What to produce
Please write out every line of the entries below without changing any character, keeping the lines in their original order.

-=-=-=-=-

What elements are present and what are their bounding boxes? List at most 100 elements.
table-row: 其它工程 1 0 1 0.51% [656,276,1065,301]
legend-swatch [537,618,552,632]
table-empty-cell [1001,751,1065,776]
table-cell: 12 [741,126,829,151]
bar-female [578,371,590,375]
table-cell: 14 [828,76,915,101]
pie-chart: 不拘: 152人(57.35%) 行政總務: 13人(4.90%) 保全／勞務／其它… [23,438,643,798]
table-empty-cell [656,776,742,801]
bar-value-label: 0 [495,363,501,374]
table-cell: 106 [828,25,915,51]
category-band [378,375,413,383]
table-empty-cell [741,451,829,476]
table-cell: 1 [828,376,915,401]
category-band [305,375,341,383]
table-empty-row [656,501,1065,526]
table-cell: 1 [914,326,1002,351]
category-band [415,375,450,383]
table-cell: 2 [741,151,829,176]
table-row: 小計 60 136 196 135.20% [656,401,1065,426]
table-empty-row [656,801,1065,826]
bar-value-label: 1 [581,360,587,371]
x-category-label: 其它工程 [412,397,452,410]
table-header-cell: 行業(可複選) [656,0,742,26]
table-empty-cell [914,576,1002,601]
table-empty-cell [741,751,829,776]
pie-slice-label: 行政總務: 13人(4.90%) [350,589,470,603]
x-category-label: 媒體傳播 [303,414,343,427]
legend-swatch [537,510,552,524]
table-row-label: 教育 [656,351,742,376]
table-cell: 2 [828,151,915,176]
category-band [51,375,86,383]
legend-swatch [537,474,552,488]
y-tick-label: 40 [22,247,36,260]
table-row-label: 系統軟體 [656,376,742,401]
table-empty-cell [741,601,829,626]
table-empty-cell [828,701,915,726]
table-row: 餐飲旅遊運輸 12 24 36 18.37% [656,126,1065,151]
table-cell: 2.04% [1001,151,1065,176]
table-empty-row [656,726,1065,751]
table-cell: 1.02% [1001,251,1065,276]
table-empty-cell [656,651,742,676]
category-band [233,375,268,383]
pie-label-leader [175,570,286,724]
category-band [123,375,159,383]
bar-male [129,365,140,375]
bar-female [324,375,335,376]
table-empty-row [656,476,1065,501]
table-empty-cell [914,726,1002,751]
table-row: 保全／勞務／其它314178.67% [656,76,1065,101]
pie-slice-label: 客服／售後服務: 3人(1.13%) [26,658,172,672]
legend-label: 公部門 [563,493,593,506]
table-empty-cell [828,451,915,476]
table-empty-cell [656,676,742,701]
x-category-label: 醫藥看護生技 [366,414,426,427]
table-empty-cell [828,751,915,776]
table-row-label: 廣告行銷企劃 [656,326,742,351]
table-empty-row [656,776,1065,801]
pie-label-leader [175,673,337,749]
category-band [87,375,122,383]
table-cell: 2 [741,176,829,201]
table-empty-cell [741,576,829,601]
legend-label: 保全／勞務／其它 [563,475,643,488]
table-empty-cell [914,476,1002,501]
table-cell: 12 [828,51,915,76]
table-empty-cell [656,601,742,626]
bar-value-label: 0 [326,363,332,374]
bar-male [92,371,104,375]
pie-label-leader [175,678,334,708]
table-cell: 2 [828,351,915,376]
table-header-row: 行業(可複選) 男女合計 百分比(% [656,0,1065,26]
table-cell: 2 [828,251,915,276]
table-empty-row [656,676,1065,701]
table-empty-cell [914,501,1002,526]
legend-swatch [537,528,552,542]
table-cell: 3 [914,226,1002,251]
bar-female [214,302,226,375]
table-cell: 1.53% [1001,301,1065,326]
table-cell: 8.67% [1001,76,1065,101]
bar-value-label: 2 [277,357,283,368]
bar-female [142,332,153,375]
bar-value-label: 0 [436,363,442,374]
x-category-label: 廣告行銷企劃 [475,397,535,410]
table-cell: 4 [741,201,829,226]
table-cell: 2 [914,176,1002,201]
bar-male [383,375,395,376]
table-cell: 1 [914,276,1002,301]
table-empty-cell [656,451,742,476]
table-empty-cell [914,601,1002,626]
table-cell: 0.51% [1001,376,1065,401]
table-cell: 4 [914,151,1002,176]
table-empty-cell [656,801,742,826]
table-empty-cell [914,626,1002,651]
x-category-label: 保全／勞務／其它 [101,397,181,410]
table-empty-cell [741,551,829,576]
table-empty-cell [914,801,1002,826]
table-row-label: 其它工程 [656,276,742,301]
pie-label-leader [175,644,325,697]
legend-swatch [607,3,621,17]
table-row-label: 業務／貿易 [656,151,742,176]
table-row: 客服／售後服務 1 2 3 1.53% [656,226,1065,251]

-=-=-=-=-

Answer to the problem
What elements are present and what are their bounding boxes? List at most 100 elements.
table-row: 其它工程 1 0 1 0.51% [656,276,1065,301]
legend-swatch [537,618,552,632]
table-empty-cell [1001,751,1065,776]
table-cell: 12 [741,126,829,151]
bar-female [578,371,590,375]
table-cell: 14 [828,76,915,101]
pie-chart: 不拘: 152人(57.35%) 行政總務: 13人(4.90%) 保全／勞務／其它… [23,438,643,798]
table-empty-cell [656,776,742,801]
bar-value-label: 0 [495,363,501,374]
table-cell: 106 [828,25,915,51]
category-band [378,375,413,383]
table-empty-cell [741,451,829,476]
table-cell: 1 [828,376,915,401]
category-band [305,375,341,383]
table-empty-row [656,501,1065,526]
table-cell: 1 [914,326,1002,351]
category-band [415,375,450,383]
table-cell: 2 [741,151,829,176]
table-row: 小計 60 136 196 135.20% [656,401,1065,426]
table-empty-row [656,801,1065,826]
bar-value-label: 1 [581,360,587,371]
x-category-label: 其它工程 [412,397,452,410]
table-header-cell: 行業(可複選) [656,0,742,26]
table-empty-cell [914,576,1002,601]
table-empty-cell [741,751,829,776]
pie-slice-label: 行政總務: 13人(4.90%) [350,589,470,603]
x-category-label: 媒體傳播 [303,414,343,427]
legend-swatch [537,510,552,524]
table-row-label: 教育 [656,351,742,376]
table-cell: 2 [828,151,915,176]
category-band [51,375,86,383]
legend-swatch [537,474,552,488]
y-tick-label: 40 [22,247,36,260]
table-row-label: 系統軟體 [656,376,742,401]
table-empty-cell [741,601,829,626]
table-empty-cell [828,701,915,726]
table-row: 餐飲旅遊運輸 12 24 36 18.37% [656,126,1065,151]
table-cell: 2.04% [1001,151,1065,176]
table-empty-row [656,726,1065,751]
table-cell: 1.02% [1001,251,1065,276]
table-empty-cell [656,651,742,676]
category-band [233,375,268,383]
pie-label-leader [175,570,286,724]
category-band [123,375,159,383]
bar-male [129,365,140,375]
bar-female [324,375,335,376]
table-empty-row [656,476,1065,501]
table-empty-cell [914,726,1002,751]
table-row: 保全／勞務／其它314178.67% [656,76,1065,101]
pie-slice-label: 客服／售後服務: 3人(1.13%) [26,658,172,672]
legend-label: 公部門 [563,493,593,506]
table-empty-cell [828,451,915,476]
table-empty-cell [656,676,742,701]
x-category-label: 醫藥看護生技 [366,414,426,427]
table-empty-cell [828,751,915,776]
table-row-label: 廣告行銷企劃 [656,326,742,351]
table-empty-row [656,776,1065,801]
pie-label-leader [175,673,337,749]
category-band [87,375,122,383]
table-cell: 2 [741,176,829,201]
table-empty-cell [741,576,829,601]
legend-label: 保全／勞務／其它 [563,475,643,488]
table-empty-cell [914,476,1002,501]
table-cell: 12 [828,51,915,76]
table-empty-cell [656,601,742,626]
bar-value-label: 0 [326,363,332,374]
bar-male [92,371,104,375]
pie-label-leader [175,678,334,708]
table-cell: 2 [828,351,915,376]
table-header-row: 行業(可複選) 男女合計 百分比(% [656,0,1065,26]
table-cell: 2 [828,251,915,276]
table-empty-row [656,676,1065,701]
table-empty-cell [914,501,1002,526]
legend-swatch [537,528,552,542]
table-cell: 3 [914,226,1002,251]
bar-female [214,302,226,375]
table-cell: 1.53% [1001,301,1065,326]
table-cell: 8.67% [1001,76,1065,101]
bar-value-label: 2 [277,357,283,368]
bar-female [142,332,153,375]
bar-value-label: 0 [436,363,442,374]
x-category-label: 廣告行銷企劃 [475,397,535,410]
table-cell: 4 [741,201,829,226]
table-cell: 2 [914,176,1002,201]
bar-male [383,375,395,376]
table-cell: 1 [914,276,1002,301]
table-empty-cell [656,451,742,476]
table-empty-cell [914,601,1002,626]
table-cell: 0.51% [1001,376,1065,401]
table-cell: 4 [914,151,1002,176]
table-empty-cell [656,801,742,826]
table-empty-cell [914,626,1002,651]
x-category-label: 保全／勞務／其它 [101,397,181,410]
table-empty-cell [741,551,829,576]
table-empty-cell [914,801,1002,826]
table-row-label: 其它工程 [656,276,742,301]
pie-label-leader [175,644,325,697]
legend-swatch [607,3,621,17]
table-row-label: 業務／貿易 [656,151,742,176]
table-row: 客服／售後服務 1 2 3 1.53% [656,226,1065,251]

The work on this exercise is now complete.